┏━━

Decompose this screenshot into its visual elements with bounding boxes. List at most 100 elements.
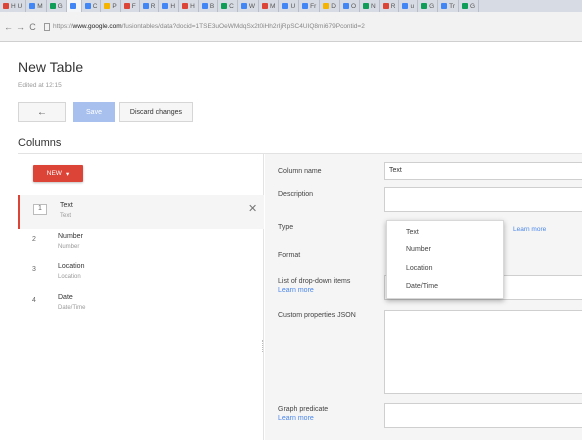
browser-tab[interactable]: M [26, 0, 47, 12]
favicon-icon [29, 3, 36, 9]
type-label: Type [278, 224, 294, 231]
browser-tab-label: F [131, 2, 136, 10]
browser-tab-strip: H U M G C P F R H H B C W M U Fr D O N Ru G Tr G [0, 0, 582, 12]
type-learn-more-link[interactable]: Learn more [513, 226, 546, 233]
browser-tab[interactable]: N [360, 0, 380, 12]
favicon-icon [49, 3, 56, 9]
address-bar[interactable]: https://www.google.com/fusiontables/data… [42, 19, 578, 35]
browser-tab[interactable]: R [140, 0, 160, 12]
browser-tab[interactable] [66, 0, 82, 12]
custom-properties-input[interactable] [384, 310, 582, 394]
favicon-icon [421, 3, 428, 9]
browser-tab-label: M [270, 2, 276, 10]
graph-predicate-input[interactable] [384, 403, 582, 428]
column-name-label: Column name [278, 168, 322, 175]
browser-tab-label: G [429, 2, 435, 10]
column-item-number[interactable]: 2 Number Number [18, 226, 264, 260]
browser-tab[interactable]: C [218, 0, 238, 12]
description-input[interactable] [384, 187, 582, 212]
panel-splitter[interactable] [262, 340, 264, 352]
favicon-icon [84, 3, 91, 9]
browser-tab[interactable]: U [279, 0, 300, 12]
browser-tab[interactable]: Tr [438, 0, 460, 12]
custom-properties-label: Custom properties JSON [278, 312, 356, 319]
new-button-label: NEW [46, 170, 62, 177]
columns-heading: Columns [18, 137, 62, 149]
column-type: Text [60, 213, 72, 219]
browser-tab-label: R [390, 2, 396, 10]
favicon-icon [123, 3, 130, 9]
browser-tab[interactable]: B [199, 0, 219, 12]
favicon-icon [3, 3, 9, 9]
browser-tab-label: M [37, 2, 43, 10]
favicon-icon [69, 3, 76, 9]
back-arrow-icon[interactable]: ← [3, 21, 14, 32]
column-name-input[interactable]: Text [384, 162, 582, 180]
graph-predicate-learn-more-link[interactable]: Learn more [278, 414, 328, 423]
browser-tab[interactable]: O [340, 0, 361, 12]
save-button[interactable]: Save [73, 102, 115, 122]
browser-tab[interactable]: H U [0, 0, 27, 12]
browser-tab[interactable]: G [47, 0, 67, 12]
browser-tab[interactable]: D [320, 0, 340, 12]
browser-tab[interactable]: R [380, 0, 400, 12]
forward-arrow-icon[interactable]: → [15, 21, 26, 32]
favicon-icon [262, 3, 269, 9]
favicon-icon [282, 3, 289, 9]
column-type: Date/Time [58, 305, 86, 311]
browser-tab-label: G [57, 2, 63, 10]
column-type: Location [58, 274, 81, 280]
type-option-location[interactable]: Location [406, 265, 432, 272]
column-item-location[interactable]: 3 Location Location [18, 256, 264, 290]
browser-tab[interactable]: H [179, 0, 199, 12]
column-type: Number [58, 244, 80, 250]
favicon-icon [402, 3, 409, 9]
browser-tab[interactable]: F [121, 0, 140, 12]
browser-tab-label: P [112, 2, 117, 10]
browser-tab[interactable]: H [159, 0, 180, 12]
browser-tab-label: G [470, 2, 476, 10]
browser-tab[interactable]: G [418, 0, 439, 12]
dropdown-items-label-text: List of drop-down items [278, 278, 351, 285]
column-name: Location [58, 263, 85, 270]
browser-tab-label: U [290, 2, 296, 10]
browser-tab-label: B [209, 2, 215, 10]
chevron-down-icon: ▾ [65, 170, 70, 178]
reload-icon[interactable]: C [27, 21, 38, 32]
graph-predicate-label-text: Graph predicate [278, 406, 329, 413]
browser-tab-label: O [350, 2, 357, 10]
browser-tab[interactable]: u [399, 0, 419, 12]
type-option-text[interactable]: Text [406, 229, 419, 236]
browser-tab-label: u [410, 2, 415, 10]
browser-tab-label: R [150, 2, 156, 10]
browser-tab[interactable]: W [238, 0, 260, 12]
browser-tab-label: C [229, 2, 234, 10]
type-option-number[interactable]: Number [406, 246, 431, 253]
dropdown-items-learn-more-link[interactable]: Learn more [278, 286, 350, 295]
url-text: https://www.google.com/fusiontables/data… [53, 23, 365, 30]
column-number: 4 [32, 297, 36, 304]
column-number[interactable]: 1 [33, 204, 47, 215]
graph-predicate-label: Graph predicate Learn more [278, 405, 328, 423]
favicon-icon [441, 3, 448, 9]
column-item-date[interactable]: 4 Date Date/Time [18, 287, 264, 321]
browser-tab[interactable]: C [82, 0, 102, 12]
browser-tab-label: H U [11, 2, 23, 10]
type-option-date-time[interactable]: Date/Time [406, 283, 438, 290]
browser-tab[interactable]: P [101, 0, 121, 12]
close-icon[interactable]: ✕ [248, 202, 257, 215]
browser-tab-label: H [190, 2, 195, 10]
description-label: Description [278, 191, 314, 198]
new-column-button[interactable]: NEW ▾ [33, 165, 83, 182]
browser-tab[interactable]: G [459, 0, 480, 12]
favicon-icon [182, 3, 189, 9]
column-item-text[interactable]: 1 Text Text ✕ [18, 195, 264, 229]
back-button[interactable]: ← [18, 102, 66, 122]
column-number: 2 [32, 236, 36, 243]
favicon-icon [302, 3, 309, 9]
browser-tab[interactable]: M [259, 0, 280, 12]
favicon-icon [162, 3, 169, 9]
browser-tab[interactable]: Fr [299, 0, 321, 12]
discard-changes-button[interactable]: Discard changes [119, 102, 193, 122]
browser-toolbar: ← → C https://www.google.com/fusiontable… [0, 12, 582, 42]
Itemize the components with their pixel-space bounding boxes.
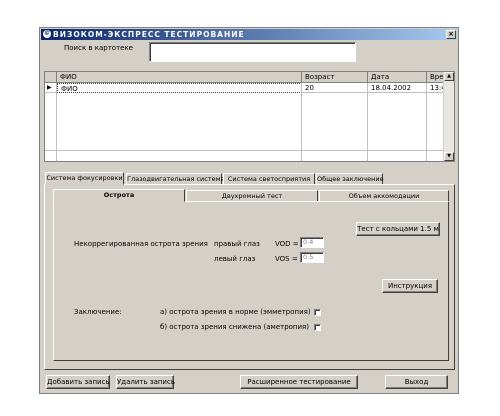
instruction-button[interactable]: Инструкция	[382, 279, 438, 293]
extended-testing-button[interactable]: Расширенное тестирование	[240, 375, 358, 389]
subtab-panel: Некоррегированная острота зрения правый …	[53, 201, 449, 361]
column-header-age[interactable]: Возраст	[302, 72, 368, 83]
tab-focusing-system[interactable]: Система фокусировки	[45, 172, 124, 185]
main-window: © ВИЗОКОМ-ЭКСПРЕСС ТЕСТИРОВАНИЕ × Поиск …	[39, 27, 459, 394]
column-header-date[interactable]: Дата	[368, 72, 427, 83]
option-reduced-checkbox[interactable]	[314, 324, 321, 331]
exit-button[interactable]: Выход	[385, 375, 448, 389]
tab-panel: Острота Двухромный тест Объем аккомодаци…	[44, 184, 455, 370]
grid-line	[45, 150, 445, 151]
vos-input[interactable]: 0.5	[300, 252, 324, 263]
rings-test-button[interactable]: Тест с кольцами 1.5 м	[356, 222, 440, 236]
vos-label: VOS =	[275, 255, 298, 263]
table-row-date[interactable]: 18.04.2002	[368, 83, 427, 93]
option-reduced-label: б) острота зрения снижена (аметропия)	[160, 323, 309, 331]
scroll-up-icon[interactable]: ▲	[444, 72, 454, 81]
left-eye-label: левый глаз	[214, 255, 256, 263]
column-header-fio[interactable]: ФИО	[57, 72, 302, 83]
search-label: Поиск в картотеке	[64, 44, 133, 52]
option-normal-checkbox[interactable]	[314, 309, 321, 316]
vod-input[interactable]: 0.4	[300, 237, 324, 248]
app-icon: ©	[43, 30, 51, 38]
option-normal-label: а) острота зрения в норме (эмметропия)	[160, 308, 311, 316]
window-title: ВИЗОКОМ-ЭКСПРЕСС ТЕСТИРОВАНИЕ	[53, 30, 245, 39]
acuity-label: Некоррегированная острота зрения	[74, 240, 208, 248]
table-row-fio[interactable]: ФИО	[57, 83, 302, 93]
right-eye-label: правый глаз	[214, 240, 260, 248]
vod-label: VOD =	[275, 240, 299, 248]
patient-table: ФИО Возраст Дата Время ▶ ФИО 20 18.04.20…	[44, 71, 455, 162]
delete-record-button[interactable]: Удалить запись	[116, 375, 175, 389]
subtab-acuity[interactable]: Острота	[53, 189, 185, 202]
vertical-scrollbar[interactable]: ▲ ▼	[443, 72, 454, 161]
scroll-down-icon[interactable]: ▼	[444, 152, 454, 161]
table-corner	[45, 72, 57, 83]
title-bar: © ВИЗОКОМ-ЭКСПРЕСС ТЕСТИРОВАНИЕ ×	[41, 29, 457, 40]
close-button[interactable]: ×	[446, 30, 456, 39]
conclusion-label: Заключение:	[74, 308, 122, 316]
table-row-age[interactable]: 20	[302, 83, 368, 93]
search-input[interactable]	[149, 42, 356, 62]
add-record-button[interactable]: Добавить запись	[46, 375, 110, 389]
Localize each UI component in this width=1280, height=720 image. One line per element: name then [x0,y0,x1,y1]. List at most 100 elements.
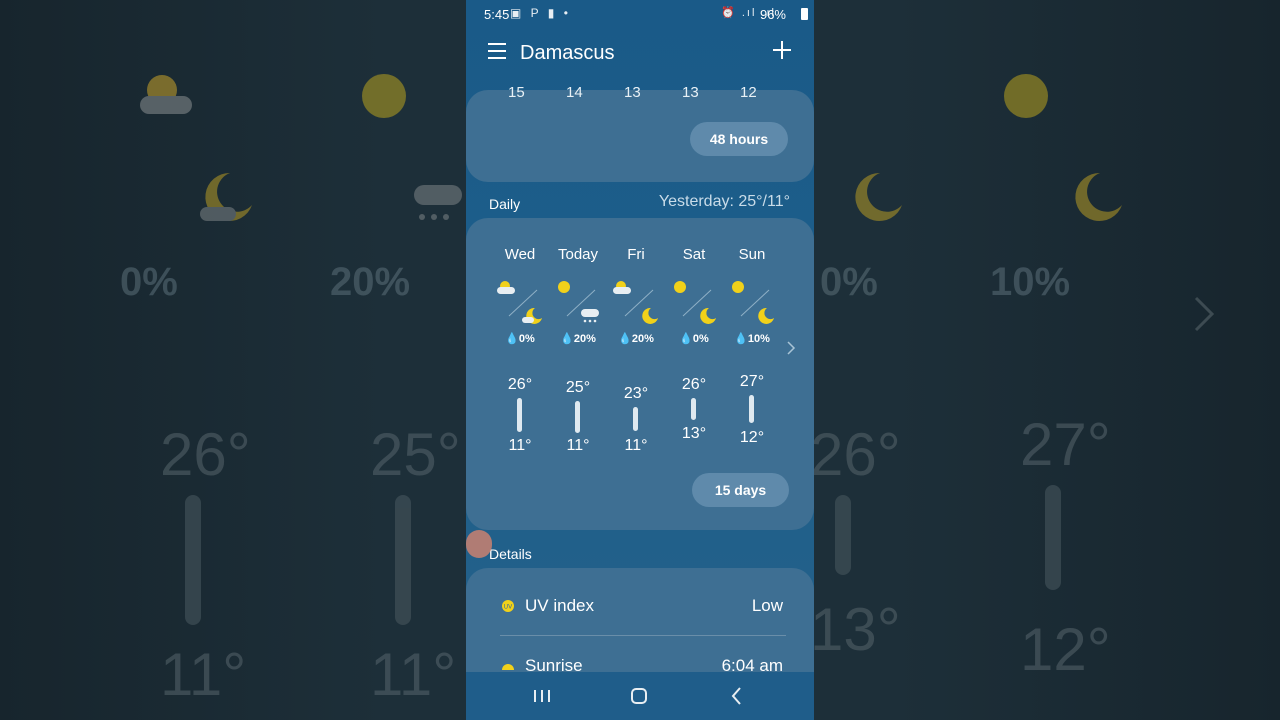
precip-percent: 💧20% [549,332,607,345]
precip-percent: 💧20% [607,332,665,345]
hourly-temps: 15 14 13 13 12 [466,84,814,102]
temp-range-bar [691,398,696,420]
low-temp: 11° [624,437,648,454]
chevron-right-icon [1194,296,1215,332]
moon-icon [758,307,774,324]
bg-temp-bar [185,495,201,625]
status-time: 5:45 [484,7,510,22]
bg-high: 26° [810,421,901,488]
high-temp: 23° [623,385,649,402]
add-location-button[interactable] [772,40,792,60]
day-name: Fri [627,246,645,263]
temp-range-bar [575,401,580,433]
moon-icon [1075,172,1122,221]
bg-low: 13° [810,596,901,663]
bg-low: 11° [370,641,457,708]
day-column-sat[interactable]: Sat 💧0% 26° 13° [665,218,723,468]
temp-range-bar [749,395,754,423]
high-temp: 26° [507,376,533,393]
bg-temp-bar [1045,485,1061,590]
hourly-temp: 13 [682,84,699,101]
droplet-icon: 💧 [505,333,519,345]
48-hours-button[interactable]: 48 hours [690,122,788,156]
daily-section-label: Daily [489,196,521,212]
bg-high: 27° [1020,411,1111,478]
home-icon[interactable] [619,682,659,710]
precip-value: 0% [692,333,709,345]
detail-label: UV index [525,596,594,615]
precip-value: 10% [747,333,770,345]
day-name: Sun [738,246,766,263]
day-name: Wed [504,246,536,263]
back-icon[interactable] [717,682,757,710]
yesterday-temps: Yesterday: 25°/11° [658,193,790,210]
droplet-icon: 💧 [679,333,693,345]
15-days-button[interactable]: 15 days [692,473,789,507]
bg-temp-bar [835,495,851,575]
low-temp: 12° [739,429,765,446]
low-temp: 13° [681,425,707,442]
moon-icon [700,307,716,324]
details-divider [500,635,786,636]
high-temp: 26° [681,376,707,393]
status-bar: 5:45 ▣ P ▮ • ⏰ .ıl .ıl 96% [466,0,814,28]
bg-high: 26° [160,421,251,488]
hourly-temp: 15 [508,84,525,101]
low-temp: 11° [508,437,532,454]
bg-precip: 0% [820,260,878,304]
moon-icon [642,307,658,324]
hourly-forecast-card: 15 14 13 13 12 48 hours [466,84,814,182]
rain-cloud-icon [414,185,462,220]
moon-icon [855,172,902,221]
precip-percent: 💧0% [665,332,723,345]
partly-cloudy-night-icon [522,307,542,324]
bg-high: 25° [370,421,461,488]
recents-icon[interactable] [522,682,562,710]
bg-column: 20% 25° 11° [330,0,462,720]
hourly-temp: 12 [740,84,757,101]
day-name: Today [557,246,599,263]
droplet-icon: 💧 [618,333,632,345]
hourly-temp: 14 [566,84,583,101]
navigation-bar [466,672,814,720]
sun-icon [362,74,406,118]
bg-precip: 0% [120,260,178,304]
precip-percent: 💧10% [723,332,781,345]
bg-temp-bar [395,495,411,625]
details-section-label: Details [489,546,532,562]
app-bar: Damascus [466,30,814,76]
day-column-fri[interactable]: Fri 💧20% 23° 11° [607,218,665,468]
rain-cloud-icon [581,309,599,323]
city-title: Damascus [520,42,615,64]
high-temp: 27° [739,373,765,390]
daily-forecast-card: Wed 💧0% 26° 11° Today 💧20% 25° 11° Fri 💧… [466,218,814,530]
battery-level: 96% [759,7,786,22]
sun-icon [1004,74,1048,118]
uv-index-row[interactable]: UV UV index Low [466,588,814,626]
day-column-wed[interactable]: Wed 💧0% 26° 11° [491,218,549,468]
menu-icon[interactable] [488,43,506,59]
bg-column: 10% 27° 12° [990,0,1122,720]
temp-range-bar [517,398,522,432]
chevron-right-icon[interactable] [786,340,796,356]
precip-value: 20% [573,333,596,345]
precip-percent: 💧0% [491,332,549,345]
droplet-icon: 💧 [560,333,574,345]
high-temp: 25° [565,379,591,396]
partly-cloudy-icon [140,75,192,114]
floating-bubble[interactable] [466,530,492,558]
svg-text:UV: UV [504,604,513,611]
day-column-sun[interactable]: Sun 💧10% 27° 12° [723,218,781,468]
bg-low: 11° [160,641,247,708]
temp-range-bar [633,407,638,431]
low-temp: 11° [566,437,590,454]
day-column-today[interactable]: Today 💧20% 25° 11° [549,218,607,468]
precip-value: 0% [518,333,535,345]
moon-icon [200,172,252,221]
detail-value: Low [751,596,783,615]
uv-icon: UV [502,600,514,612]
bg-low: 12° [1020,616,1111,683]
phone-screen: 5:45 ▣ P ▮ • ⏰ .ıl .ıl 96% Damascus 15 1… [466,0,814,720]
notification-icons: ▣ P ▮ • [510,6,571,20]
bg-column: 0% 26° 11° [120,0,252,720]
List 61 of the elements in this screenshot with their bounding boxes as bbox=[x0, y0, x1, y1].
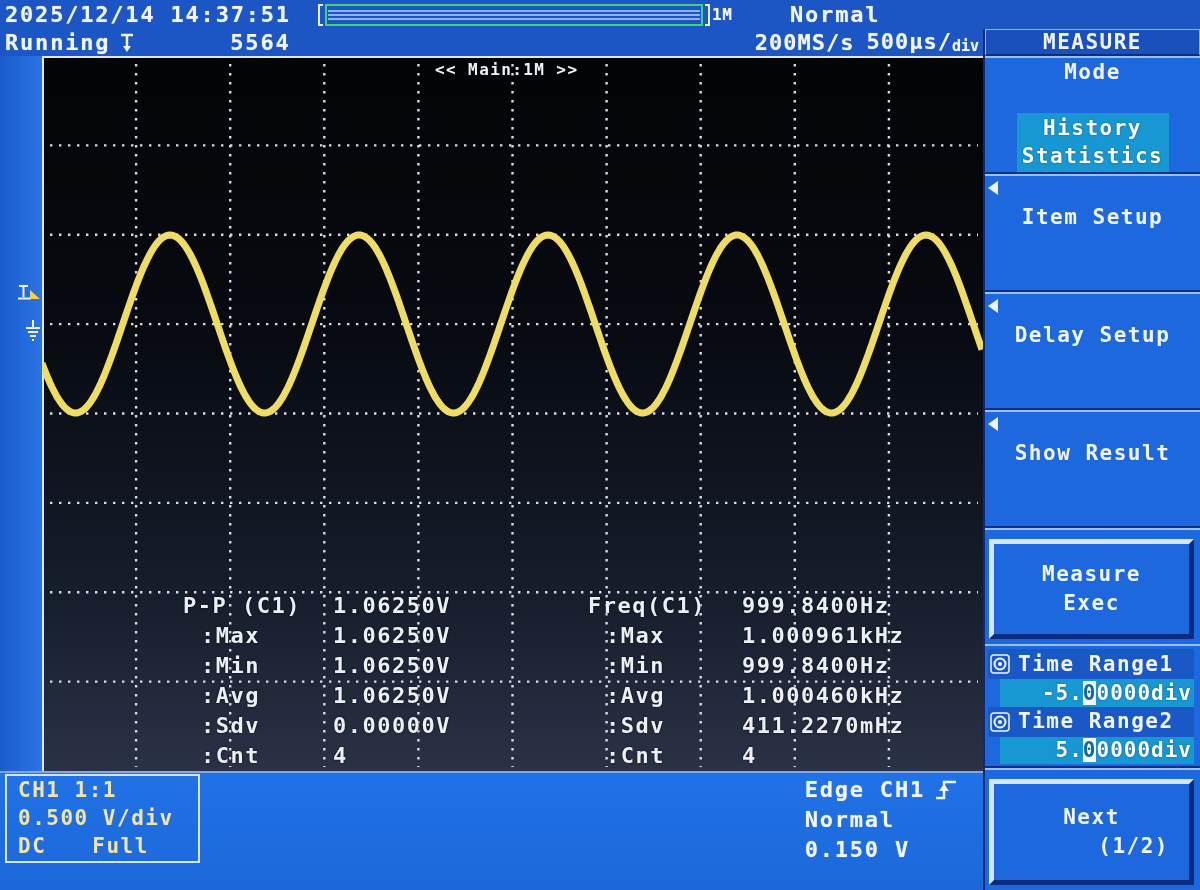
date-time: 2025/12/14 14:37:51 bbox=[5, 3, 292, 26]
stat-value: 0.00000V bbox=[333, 715, 451, 737]
rising-edge-icon bbox=[935, 780, 957, 800]
stat-value: 1.06250V bbox=[333, 655, 451, 677]
bandwidth-limit: Full bbox=[92, 836, 149, 858]
menu-item[interactable]: Show Result bbox=[985, 410, 1200, 528]
stat-label: :Avg bbox=[201, 685, 260, 707]
run-state: Running bbox=[5, 31, 111, 54]
stat-value: 999.8400Hz bbox=[742, 655, 890, 677]
stat-label: :Cnt bbox=[606, 745, 665, 767]
trigger-mode: Normal bbox=[804, 809, 895, 831]
menu-title: MEASURE bbox=[985, 29, 1200, 56]
trigger-type: Edge CH1 bbox=[804, 779, 925, 801]
range-value-field[interactable]: 5.00000div bbox=[1000, 736, 1194, 764]
memory-depth: 1M bbox=[712, 6, 734, 23]
timebase: 500µs/$_{div}$ bbox=[866, 31, 979, 54]
stat-label: :Sdv bbox=[201, 715, 260, 737]
menu-button[interactable]: Measure Exec bbox=[989, 539, 1194, 639]
selected-option: History Statistics bbox=[1016, 113, 1169, 172]
stat-label: :Avg bbox=[606, 685, 665, 707]
range-value-field[interactable]: -5.00000div bbox=[1000, 679, 1194, 707]
position-bar-icon bbox=[318, 2, 710, 27]
stat-label: :Cnt bbox=[201, 745, 260, 767]
knob-icon bbox=[990, 654, 1010, 675]
stat-label: :Min bbox=[201, 655, 260, 677]
measure-value: 999.8400Hz bbox=[742, 595, 890, 617]
measure-label: Freq(C1) bbox=[588, 595, 706, 617]
menu-button[interactable]: Next (1/2) bbox=[989, 779, 1194, 885]
trigger-threshold: 0.150 V bbox=[804, 839, 910, 861]
menu-item[interactable]: Delay Setup bbox=[985, 292, 1200, 410]
trigger-icon bbox=[120, 32, 135, 53]
sample-rate: 200MS/s bbox=[754, 31, 855, 54]
trigger-level-marker-icon bbox=[18, 284, 40, 300]
acquisition-count: 5564 bbox=[230, 31, 291, 54]
menu-item[interactable]: Mode History Statistics bbox=[985, 56, 1200, 174]
range-label: Time Range1 bbox=[1018, 653, 1174, 675]
caret-left-icon bbox=[988, 299, 998, 313]
stat-label: :Max bbox=[606, 625, 665, 647]
trigger-mode: Normal bbox=[790, 3, 882, 26]
stat-label: :Min bbox=[606, 655, 665, 677]
channel-name: CH1 1:1 bbox=[18, 779, 117, 801]
stat-value: 411.2270mHz bbox=[742, 715, 905, 737]
caret-left-icon bbox=[988, 417, 998, 431]
stat-value: 4 bbox=[742, 745, 757, 767]
ground-marker-icon bbox=[25, 319, 41, 341]
measure-value: 1.06250V bbox=[333, 595, 451, 617]
stat-value: 1.000961kHz bbox=[742, 625, 905, 647]
stat-value: 1.06250V bbox=[333, 685, 451, 707]
menu-item[interactable]: Item Setup bbox=[985, 174, 1200, 292]
stat-label: :Sdv bbox=[606, 715, 665, 737]
measure-label: P-P (C1) bbox=[183, 595, 301, 617]
vertical-scale: 0.500 V/div bbox=[18, 808, 174, 829]
caret-left-icon bbox=[988, 181, 998, 195]
memory-window-label: << Main:1M >> bbox=[435, 60, 579, 79]
stat-label: :Max bbox=[201, 625, 260, 647]
stat-value: 1.000460kHz bbox=[742, 685, 905, 707]
knob-icon bbox=[990, 711, 1010, 732]
stat-value: 4 bbox=[333, 745, 348, 767]
range-label: Time Range2 bbox=[1018, 711, 1174, 733]
stat-value: 1.06250V bbox=[333, 625, 451, 647]
coupling: DC bbox=[18, 836, 47, 858]
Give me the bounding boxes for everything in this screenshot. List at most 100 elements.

┗━━

Return verbatim the part of the records that opens with the line containing "precip-percent: 💧20% [549,332,607,345]" and closes with the line containing "recents-icon[interactable] [522,682,562,710]", both of those lines included.

precip-percent: 💧20% [549,332,607,345]
precip-percent: 💧20% [607,332,665,345]
hourly-temps: 15 14 13 13 12 [466,84,814,102]
temp-range-bar [691,398,696,420]
low-temp: 11° [624,437,648,454]
chevron-right-icon [1194,296,1215,332]
moon-icon [758,307,774,324]
bg-temp-bar [185,495,201,625]
status-time: 5:45 [484,7,510,22]
bg-high: 26° [810,421,901,488]
high-temp: 23° [623,385,649,402]
add-location-button[interactable] [772,40,792,60]
day-name: Fri [627,246,645,263]
temp-range-bar [575,401,580,433]
moon-icon [1075,172,1122,221]
bg-low: 13° [810,596,901,663]
bg-low: 11° [370,641,457,708]
day-column-sat[interactable]: Sat 💧0% 26° 13° [665,218,723,468]
temp-range-bar [749,395,754,423]
high-temp: 26° [507,376,533,393]
bg-temp-bar [1045,485,1061,590]
hourly-temp: 13 [682,84,699,101]
droplet-icon: 💧 [505,333,519,345]
48-hours-button[interactable]: 48 hours [690,122,788,156]
daily-section-label: Daily [489,196,521,212]
bg-high: 27° [1020,411,1111,478]
home-icon[interactable] [619,682,659,710]
precip-value: 0% [692,333,709,345]
detail-label: UV index [525,596,594,615]
precip-value: 10% [747,333,770,345]
day-name: Sun [738,246,766,263]
day-name: Wed [504,246,536,263]
back-icon[interactable] [717,682,757,710]
yesterday-temps: Yesterday: 25°/11° [658,193,790,210]
droplet-icon: 💧 [679,333,693,345]
15-days-button[interactable]: 15 days [692,473,789,507]
bg-temp-bar [835,495,851,575]
low-temp: 12° [739,429,765,446]
low-temp: 13° [681,425,707,442]
moon-icon [700,307,716,324]
details-divider [500,635,786,636]
high-temp: 26° [681,376,707,393]
status-bar: 5:45 ▣ P ▮ • ⏰ .ıl .ıl 96% [466,0,814,28]
bg-high: 26° [160,421,251,488]
hourly-temp: 15 [508,84,525,101]
low-temp: 11° [508,437,532,454]
bg-precip: 0% [820,260,878,304]
moon-icon [642,307,658,324]
hourly-forecast-card: 15 14 13 13 12 48 hours [466,84,814,182]
rain-cloud-icon [414,185,462,220]
moon-icon [855,172,902,221]
precip-percent: 💧0% [665,332,723,345]
partly-cloudy-night-icon [522,307,542,324]
bg-high: 25° [370,421,461,488]
recents-icon[interactable] [522,682,562,710]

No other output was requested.